──────── SUPPLIED DATA ────────

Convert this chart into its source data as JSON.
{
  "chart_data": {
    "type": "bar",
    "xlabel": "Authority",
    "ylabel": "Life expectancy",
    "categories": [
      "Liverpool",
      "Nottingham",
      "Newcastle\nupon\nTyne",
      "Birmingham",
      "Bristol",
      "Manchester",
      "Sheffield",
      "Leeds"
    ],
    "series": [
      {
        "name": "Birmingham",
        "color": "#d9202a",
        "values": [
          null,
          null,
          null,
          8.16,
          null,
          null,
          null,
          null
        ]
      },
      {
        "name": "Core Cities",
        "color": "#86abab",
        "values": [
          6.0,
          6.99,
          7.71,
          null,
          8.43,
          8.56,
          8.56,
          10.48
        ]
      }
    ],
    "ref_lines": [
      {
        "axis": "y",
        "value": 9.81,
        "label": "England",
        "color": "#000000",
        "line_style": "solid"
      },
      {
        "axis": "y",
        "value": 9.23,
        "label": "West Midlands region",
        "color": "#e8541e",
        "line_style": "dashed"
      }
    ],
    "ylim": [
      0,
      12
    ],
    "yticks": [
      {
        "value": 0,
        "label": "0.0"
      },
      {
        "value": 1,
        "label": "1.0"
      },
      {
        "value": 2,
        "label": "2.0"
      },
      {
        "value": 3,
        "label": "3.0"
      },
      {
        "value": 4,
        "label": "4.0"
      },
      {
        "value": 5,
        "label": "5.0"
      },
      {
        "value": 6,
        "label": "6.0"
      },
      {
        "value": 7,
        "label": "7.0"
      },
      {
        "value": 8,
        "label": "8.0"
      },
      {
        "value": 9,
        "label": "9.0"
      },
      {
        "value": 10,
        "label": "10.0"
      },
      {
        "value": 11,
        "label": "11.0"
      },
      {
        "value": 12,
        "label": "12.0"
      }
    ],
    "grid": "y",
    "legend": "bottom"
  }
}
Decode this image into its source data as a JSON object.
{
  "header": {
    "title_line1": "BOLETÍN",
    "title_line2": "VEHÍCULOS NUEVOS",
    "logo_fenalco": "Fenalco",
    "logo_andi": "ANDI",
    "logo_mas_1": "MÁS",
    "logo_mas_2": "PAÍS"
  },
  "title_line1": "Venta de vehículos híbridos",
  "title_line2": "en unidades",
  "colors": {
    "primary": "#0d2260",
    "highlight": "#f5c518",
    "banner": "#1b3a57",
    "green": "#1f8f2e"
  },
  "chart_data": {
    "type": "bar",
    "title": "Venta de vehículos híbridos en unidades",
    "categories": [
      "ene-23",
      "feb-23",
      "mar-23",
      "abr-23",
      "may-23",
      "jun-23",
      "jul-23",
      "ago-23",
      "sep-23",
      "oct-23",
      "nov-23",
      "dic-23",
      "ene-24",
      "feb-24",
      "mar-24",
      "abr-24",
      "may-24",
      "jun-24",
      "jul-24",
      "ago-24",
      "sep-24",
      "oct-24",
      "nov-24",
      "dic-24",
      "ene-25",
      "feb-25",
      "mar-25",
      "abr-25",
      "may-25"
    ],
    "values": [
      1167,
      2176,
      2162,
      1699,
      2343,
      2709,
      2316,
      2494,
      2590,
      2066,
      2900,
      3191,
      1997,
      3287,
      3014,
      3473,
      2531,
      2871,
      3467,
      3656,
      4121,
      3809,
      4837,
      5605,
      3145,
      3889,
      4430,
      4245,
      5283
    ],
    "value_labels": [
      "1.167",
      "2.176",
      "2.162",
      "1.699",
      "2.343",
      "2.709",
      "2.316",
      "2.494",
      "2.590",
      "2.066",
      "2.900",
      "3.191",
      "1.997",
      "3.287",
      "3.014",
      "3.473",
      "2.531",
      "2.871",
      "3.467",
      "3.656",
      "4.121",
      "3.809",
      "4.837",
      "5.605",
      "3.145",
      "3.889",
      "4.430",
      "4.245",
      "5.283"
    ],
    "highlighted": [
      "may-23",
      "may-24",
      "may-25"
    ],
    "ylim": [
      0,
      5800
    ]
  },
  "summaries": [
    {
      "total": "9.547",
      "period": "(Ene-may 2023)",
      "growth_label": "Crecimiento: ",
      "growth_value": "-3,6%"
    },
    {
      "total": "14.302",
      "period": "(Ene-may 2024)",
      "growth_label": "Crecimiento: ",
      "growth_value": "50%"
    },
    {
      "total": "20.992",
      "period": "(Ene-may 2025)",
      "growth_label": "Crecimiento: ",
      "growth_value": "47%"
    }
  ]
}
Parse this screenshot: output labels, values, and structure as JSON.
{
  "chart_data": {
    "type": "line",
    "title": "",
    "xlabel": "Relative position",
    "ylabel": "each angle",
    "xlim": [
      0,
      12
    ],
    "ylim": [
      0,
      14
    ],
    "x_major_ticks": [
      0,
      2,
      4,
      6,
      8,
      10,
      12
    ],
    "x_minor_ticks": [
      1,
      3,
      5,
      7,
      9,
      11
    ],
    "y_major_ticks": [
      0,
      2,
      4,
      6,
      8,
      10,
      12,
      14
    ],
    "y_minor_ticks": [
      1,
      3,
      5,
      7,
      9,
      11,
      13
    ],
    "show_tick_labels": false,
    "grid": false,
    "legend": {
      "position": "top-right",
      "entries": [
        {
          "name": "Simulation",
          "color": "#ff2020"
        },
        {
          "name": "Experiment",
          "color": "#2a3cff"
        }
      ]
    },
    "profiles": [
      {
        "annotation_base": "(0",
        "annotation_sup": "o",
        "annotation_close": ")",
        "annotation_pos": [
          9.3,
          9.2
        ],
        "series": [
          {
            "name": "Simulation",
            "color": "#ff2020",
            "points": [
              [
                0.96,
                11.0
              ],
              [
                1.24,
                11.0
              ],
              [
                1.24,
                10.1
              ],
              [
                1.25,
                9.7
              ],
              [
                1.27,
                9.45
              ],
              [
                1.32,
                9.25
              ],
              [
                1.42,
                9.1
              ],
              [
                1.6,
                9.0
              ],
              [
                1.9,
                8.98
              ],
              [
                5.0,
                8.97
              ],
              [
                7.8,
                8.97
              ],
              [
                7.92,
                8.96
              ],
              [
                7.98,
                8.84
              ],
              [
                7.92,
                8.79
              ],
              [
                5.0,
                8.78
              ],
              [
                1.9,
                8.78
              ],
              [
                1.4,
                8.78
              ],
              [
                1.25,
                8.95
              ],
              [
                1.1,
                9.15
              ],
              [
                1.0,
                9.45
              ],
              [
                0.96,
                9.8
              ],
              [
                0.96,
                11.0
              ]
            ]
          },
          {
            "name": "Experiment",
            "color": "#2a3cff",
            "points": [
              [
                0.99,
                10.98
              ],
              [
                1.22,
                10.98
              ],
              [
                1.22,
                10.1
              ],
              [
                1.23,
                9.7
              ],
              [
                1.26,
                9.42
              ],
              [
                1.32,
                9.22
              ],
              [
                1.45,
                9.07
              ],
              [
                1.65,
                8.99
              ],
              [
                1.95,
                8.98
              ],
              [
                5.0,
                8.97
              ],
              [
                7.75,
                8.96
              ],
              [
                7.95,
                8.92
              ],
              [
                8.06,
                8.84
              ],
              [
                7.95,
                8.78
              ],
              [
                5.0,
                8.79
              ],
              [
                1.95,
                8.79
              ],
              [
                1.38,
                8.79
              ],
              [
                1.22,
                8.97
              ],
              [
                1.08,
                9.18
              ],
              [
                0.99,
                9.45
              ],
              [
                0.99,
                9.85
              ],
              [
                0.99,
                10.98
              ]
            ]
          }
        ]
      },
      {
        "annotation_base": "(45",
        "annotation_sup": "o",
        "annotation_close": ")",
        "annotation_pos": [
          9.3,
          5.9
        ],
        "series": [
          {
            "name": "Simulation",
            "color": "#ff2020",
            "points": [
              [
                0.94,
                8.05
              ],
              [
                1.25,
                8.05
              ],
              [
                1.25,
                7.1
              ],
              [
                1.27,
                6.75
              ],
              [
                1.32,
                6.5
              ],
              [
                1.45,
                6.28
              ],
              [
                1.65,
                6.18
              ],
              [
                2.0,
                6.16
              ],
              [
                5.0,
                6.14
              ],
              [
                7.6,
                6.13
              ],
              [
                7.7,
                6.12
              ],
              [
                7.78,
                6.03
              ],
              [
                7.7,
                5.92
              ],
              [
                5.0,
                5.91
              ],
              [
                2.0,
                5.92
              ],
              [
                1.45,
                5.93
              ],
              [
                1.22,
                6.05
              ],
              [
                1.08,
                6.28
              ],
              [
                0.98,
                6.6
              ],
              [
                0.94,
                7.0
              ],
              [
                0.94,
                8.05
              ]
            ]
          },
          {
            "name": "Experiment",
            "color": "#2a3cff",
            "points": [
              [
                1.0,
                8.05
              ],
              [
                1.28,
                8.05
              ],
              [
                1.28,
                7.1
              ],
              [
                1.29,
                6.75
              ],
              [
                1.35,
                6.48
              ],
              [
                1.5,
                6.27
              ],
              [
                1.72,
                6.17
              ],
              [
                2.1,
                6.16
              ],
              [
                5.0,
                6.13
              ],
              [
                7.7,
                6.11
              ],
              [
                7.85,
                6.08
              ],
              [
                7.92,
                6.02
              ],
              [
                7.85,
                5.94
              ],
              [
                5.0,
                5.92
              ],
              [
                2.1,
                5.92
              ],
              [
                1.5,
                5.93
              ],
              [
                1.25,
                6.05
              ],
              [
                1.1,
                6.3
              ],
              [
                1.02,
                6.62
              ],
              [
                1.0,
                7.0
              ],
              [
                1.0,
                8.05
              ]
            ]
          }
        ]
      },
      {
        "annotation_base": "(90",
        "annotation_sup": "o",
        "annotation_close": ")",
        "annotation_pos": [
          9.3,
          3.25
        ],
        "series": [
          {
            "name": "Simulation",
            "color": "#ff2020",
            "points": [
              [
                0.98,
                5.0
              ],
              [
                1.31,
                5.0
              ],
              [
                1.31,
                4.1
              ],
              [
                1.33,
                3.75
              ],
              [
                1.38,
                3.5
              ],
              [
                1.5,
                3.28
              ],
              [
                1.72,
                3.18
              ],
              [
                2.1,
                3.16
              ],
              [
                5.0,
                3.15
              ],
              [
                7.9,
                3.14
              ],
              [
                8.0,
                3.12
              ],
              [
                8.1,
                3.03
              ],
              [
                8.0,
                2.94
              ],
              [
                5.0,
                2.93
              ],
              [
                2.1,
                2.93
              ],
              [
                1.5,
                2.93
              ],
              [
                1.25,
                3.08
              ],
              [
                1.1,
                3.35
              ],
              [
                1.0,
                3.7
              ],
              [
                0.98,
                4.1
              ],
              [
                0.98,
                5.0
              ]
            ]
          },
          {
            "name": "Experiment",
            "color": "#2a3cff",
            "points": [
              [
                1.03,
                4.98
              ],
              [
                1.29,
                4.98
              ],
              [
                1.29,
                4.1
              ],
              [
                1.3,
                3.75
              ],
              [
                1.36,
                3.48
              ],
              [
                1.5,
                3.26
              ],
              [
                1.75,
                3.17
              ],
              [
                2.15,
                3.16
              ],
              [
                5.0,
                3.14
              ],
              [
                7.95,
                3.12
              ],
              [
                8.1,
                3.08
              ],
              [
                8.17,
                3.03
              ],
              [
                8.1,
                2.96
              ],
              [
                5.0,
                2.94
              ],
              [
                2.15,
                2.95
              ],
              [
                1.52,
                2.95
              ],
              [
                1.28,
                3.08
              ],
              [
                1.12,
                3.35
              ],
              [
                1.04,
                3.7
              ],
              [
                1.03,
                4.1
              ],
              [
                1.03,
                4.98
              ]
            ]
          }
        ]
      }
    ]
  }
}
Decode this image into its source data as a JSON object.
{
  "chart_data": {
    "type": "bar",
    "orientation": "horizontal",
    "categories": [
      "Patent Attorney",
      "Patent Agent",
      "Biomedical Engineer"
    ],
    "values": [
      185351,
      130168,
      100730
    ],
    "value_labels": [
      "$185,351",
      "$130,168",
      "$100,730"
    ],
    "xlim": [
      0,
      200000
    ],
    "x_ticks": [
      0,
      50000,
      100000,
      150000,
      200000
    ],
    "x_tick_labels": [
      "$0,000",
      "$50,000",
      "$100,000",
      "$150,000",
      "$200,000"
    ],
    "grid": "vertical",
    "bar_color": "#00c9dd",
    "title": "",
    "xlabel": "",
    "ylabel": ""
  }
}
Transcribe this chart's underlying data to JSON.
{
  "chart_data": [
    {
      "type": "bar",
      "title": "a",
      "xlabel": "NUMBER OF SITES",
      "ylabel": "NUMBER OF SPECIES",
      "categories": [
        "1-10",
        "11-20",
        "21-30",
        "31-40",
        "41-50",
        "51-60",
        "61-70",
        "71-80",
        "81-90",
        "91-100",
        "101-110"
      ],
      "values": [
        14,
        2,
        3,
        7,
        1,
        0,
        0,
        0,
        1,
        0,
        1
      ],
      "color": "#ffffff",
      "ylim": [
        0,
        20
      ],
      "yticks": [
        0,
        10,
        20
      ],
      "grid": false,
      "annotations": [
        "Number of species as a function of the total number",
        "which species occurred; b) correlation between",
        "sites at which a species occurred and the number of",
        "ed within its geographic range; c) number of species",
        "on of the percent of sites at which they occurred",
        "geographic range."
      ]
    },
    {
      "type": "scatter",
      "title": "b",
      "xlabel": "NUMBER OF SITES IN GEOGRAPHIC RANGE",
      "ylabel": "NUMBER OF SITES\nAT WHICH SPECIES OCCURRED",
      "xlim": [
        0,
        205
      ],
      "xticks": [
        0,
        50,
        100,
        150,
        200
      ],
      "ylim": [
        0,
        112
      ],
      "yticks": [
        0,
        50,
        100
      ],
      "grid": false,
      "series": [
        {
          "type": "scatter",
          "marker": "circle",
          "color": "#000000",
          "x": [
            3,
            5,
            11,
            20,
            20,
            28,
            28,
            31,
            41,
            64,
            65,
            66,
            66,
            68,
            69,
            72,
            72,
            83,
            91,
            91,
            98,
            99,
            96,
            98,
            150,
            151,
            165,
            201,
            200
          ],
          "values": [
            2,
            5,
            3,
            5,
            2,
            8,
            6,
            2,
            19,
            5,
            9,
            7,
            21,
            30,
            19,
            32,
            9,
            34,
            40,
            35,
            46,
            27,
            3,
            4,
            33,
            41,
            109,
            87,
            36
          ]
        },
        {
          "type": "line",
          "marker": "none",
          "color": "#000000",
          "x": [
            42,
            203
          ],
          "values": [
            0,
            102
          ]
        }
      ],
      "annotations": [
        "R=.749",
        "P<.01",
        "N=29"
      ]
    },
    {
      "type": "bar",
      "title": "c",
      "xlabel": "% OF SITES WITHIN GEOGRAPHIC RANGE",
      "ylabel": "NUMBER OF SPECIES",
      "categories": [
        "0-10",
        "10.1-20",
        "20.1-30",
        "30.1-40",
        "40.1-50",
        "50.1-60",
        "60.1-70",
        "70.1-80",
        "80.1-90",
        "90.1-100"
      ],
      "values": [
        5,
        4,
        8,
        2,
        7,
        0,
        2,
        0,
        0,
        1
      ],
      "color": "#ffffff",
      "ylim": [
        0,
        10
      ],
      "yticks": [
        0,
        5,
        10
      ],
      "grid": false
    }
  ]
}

────────

* [GIVEN EXERCISE] Of the lines above, how many include the word "position"? Reply with the number alone.

* [RESPONSE TO THIS TASK] 2